:: Task description ::
Reproduce all records exactly.
(begin)
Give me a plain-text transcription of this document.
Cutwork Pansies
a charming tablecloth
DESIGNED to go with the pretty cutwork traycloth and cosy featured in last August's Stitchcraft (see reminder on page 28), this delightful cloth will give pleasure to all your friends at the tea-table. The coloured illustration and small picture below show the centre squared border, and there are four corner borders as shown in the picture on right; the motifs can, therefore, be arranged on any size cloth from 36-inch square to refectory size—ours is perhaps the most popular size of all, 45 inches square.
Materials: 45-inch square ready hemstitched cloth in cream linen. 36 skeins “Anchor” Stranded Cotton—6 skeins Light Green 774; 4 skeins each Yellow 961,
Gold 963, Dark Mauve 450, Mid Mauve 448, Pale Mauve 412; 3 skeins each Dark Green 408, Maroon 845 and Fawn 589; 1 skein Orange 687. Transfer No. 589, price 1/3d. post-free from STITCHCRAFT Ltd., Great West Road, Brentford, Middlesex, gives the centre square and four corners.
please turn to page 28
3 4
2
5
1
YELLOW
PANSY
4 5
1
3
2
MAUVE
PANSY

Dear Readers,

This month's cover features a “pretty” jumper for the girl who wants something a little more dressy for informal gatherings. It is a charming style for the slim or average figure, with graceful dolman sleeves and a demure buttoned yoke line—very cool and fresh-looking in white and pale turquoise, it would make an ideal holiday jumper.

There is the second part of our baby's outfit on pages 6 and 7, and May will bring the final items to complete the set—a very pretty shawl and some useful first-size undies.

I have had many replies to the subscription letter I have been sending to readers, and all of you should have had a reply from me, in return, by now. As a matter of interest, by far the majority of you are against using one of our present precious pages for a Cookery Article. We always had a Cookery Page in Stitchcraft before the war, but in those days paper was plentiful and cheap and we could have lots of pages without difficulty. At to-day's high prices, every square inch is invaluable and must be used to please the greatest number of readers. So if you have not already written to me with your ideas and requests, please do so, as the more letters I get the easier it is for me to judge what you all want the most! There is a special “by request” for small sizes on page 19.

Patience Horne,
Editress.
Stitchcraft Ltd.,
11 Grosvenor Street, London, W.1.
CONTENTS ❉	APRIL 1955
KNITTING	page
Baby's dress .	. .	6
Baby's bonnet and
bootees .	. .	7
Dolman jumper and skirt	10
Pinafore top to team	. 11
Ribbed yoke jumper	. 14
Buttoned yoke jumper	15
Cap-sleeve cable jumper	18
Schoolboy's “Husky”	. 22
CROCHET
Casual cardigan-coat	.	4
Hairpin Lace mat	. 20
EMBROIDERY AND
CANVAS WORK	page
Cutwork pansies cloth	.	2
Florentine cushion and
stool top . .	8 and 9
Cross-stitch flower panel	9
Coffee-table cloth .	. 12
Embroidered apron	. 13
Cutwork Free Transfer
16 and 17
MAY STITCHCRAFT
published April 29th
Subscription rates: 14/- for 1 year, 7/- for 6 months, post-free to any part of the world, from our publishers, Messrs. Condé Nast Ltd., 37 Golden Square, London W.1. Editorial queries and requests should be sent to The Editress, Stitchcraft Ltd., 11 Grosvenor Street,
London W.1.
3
(end)
:: The result ::
Give me a plain-text transcription of this document.
Cutwork Pansies
a charming tablecloth
DESIGNED to go with the pretty cutwork traycloth and cosy featured in last August's Stitchcraft (see reminder on page 28), this delightful cloth will give pleasure to all your friends at the tea-table. The coloured illustration and small picture below show the centre squared border, and there are four corner borders as shown in the picture on right; the motifs can, therefore, be arranged on any size cloth from 36-inch square to refectory size—ours is perhaps the most popular size of all, 45 inches square.
Materials: 45-inch square ready hemstitched cloth in cream linen. 36 skeins “Anchor” Stranded Cotton—6 skeins Light Green 774; 4 skeins each Yellow 961,
Gold 963, Dark Mauve 450, Mid Mauve 448, Pale Mauve 412; 3 skeins each Dark Green 408, Maroon 845 and Fawn 589; 1 skein Orange 687. Transfer No. 589, price 1/3d. post-free from STITCHCRAFT Ltd., Great West Road, Brentford, Middlesex, gives the centre square and four corners.
please turn to page 28
3 4
2
5
1
YELLOW
PANSY
4 5
1
3
2
MAUVE
PANSY

Dear Readers,

This month's cover features a “pretty” jumper for the girl who wants something a little more dressy for informal gatherings. It is a charming style for the slim or average figure, with graceful dolman sleeves and a demure buttoned yoke line—very cool and fresh-looking in white and pale turquoise, it would make an ideal holiday jumper.

There is the second part of our baby's outfit on pages 6 and 7, and May will bring the final items to complete the set—a very pretty shawl and some useful first-size undies.

I have had many replies to the subscription letter I have been sending to readers, and all of you should have had a reply from me, in return, by now. As a matter of interest, by far the majority of you are against using one of our present precious pages for a Cookery Article. We always had a Cookery Page in Stitchcraft before the war, but in those days paper was plentiful and cheap and we could have lots of pages without difficulty. At to-day's high prices, every square inch is invaluable and must be used to please the greatest number of readers. So if you have not already written to me with your ideas and requests, please do so, as the more letters I get the easier it is for me to judge what you all want the most! There is a special “by request” for small sizes on page 19.

Patience Horne,
Editress.
Stitchcraft Ltd.,
11 Grosvenor Street, London, W.1.
CONTENTS ❉	APRIL 1955
KNITTING	page
Baby's dress .	. .	6
Baby's bonnet and
bootees .	. .	7
Dolman jumper and skirt	10
Pinafore top to team	. 11
Ribbed yoke jumper	. 14
Buttoned yoke jumper	15
Cap-sleeve cable jumper	18
Schoolboy's “Husky”	. 22
CROCHET
Casual cardigan-coat	.	4
Hairpin Lace mat	. 20
EMBROIDERY AND
CANVAS WORK	page
Cutwork pansies cloth	.	2
Florentine cushion and
stool top . .	8 and 9
Cross-stitch flower panel	9
Coffee-table cloth .	. 12
Embroidered apron	. 13
Cutwork Free Transfer
16 and 17
MAY STITCHCRAFT
published April 29th
Subscription rates: 14/- for 1 year, 7/- for 6 months, post-free to any part of the world, from our publishers, Messrs. Condé Nast Ltd., 37 Golden Square, London W.1. Editorial queries and requests should be sent to The Editress, Stitchcraft Ltd., 11 Grosvenor Street,
London W.1.
3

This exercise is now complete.